Objective
Tally the lines of the data that include the word "entries" and state the total, nothing else.

Records for this exercise
[Begin]

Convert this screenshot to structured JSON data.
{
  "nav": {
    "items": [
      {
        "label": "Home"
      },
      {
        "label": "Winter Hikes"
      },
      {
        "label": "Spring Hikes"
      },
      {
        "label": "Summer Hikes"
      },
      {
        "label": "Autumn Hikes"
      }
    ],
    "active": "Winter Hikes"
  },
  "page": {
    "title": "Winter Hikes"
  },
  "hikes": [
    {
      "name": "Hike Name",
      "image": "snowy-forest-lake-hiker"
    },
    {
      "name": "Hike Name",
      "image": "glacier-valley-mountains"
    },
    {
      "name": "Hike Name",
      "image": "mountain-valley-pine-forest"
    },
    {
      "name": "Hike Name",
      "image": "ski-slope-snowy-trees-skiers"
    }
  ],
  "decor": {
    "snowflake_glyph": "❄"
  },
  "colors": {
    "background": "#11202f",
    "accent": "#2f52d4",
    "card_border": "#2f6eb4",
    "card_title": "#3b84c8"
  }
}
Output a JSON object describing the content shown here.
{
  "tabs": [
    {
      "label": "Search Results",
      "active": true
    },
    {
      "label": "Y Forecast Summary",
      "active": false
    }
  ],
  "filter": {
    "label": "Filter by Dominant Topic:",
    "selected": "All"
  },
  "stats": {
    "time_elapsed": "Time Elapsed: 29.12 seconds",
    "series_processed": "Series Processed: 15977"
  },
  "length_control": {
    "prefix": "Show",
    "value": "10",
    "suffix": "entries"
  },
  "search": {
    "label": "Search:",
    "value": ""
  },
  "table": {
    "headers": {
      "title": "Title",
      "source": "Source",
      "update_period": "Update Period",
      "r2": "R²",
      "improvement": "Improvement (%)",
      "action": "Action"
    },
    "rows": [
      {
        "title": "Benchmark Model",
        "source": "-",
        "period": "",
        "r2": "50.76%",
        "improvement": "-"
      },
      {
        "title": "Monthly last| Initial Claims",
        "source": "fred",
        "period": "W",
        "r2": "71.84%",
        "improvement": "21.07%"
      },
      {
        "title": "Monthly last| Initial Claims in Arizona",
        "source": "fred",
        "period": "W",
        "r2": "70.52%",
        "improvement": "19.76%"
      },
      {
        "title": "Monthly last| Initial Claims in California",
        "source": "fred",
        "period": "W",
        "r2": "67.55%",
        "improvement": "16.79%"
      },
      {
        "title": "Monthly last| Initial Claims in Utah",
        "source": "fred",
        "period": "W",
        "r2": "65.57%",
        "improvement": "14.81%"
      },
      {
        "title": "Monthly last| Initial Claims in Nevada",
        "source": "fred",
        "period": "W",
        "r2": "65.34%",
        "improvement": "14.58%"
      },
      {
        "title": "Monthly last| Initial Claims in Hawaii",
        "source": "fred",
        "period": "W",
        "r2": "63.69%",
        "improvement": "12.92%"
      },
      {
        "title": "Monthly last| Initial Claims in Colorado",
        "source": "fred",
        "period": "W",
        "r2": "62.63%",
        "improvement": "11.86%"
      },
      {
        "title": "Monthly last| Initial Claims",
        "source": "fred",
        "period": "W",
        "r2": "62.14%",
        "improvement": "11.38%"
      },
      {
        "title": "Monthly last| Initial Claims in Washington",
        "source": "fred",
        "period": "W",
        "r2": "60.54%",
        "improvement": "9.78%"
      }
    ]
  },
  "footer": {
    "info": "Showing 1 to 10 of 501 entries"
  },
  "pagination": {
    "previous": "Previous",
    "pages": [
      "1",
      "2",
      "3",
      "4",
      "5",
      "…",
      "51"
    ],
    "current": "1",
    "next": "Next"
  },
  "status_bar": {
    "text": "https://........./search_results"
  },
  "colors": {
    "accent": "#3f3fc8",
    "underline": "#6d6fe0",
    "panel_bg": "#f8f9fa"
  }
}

[End]

Exercise result
2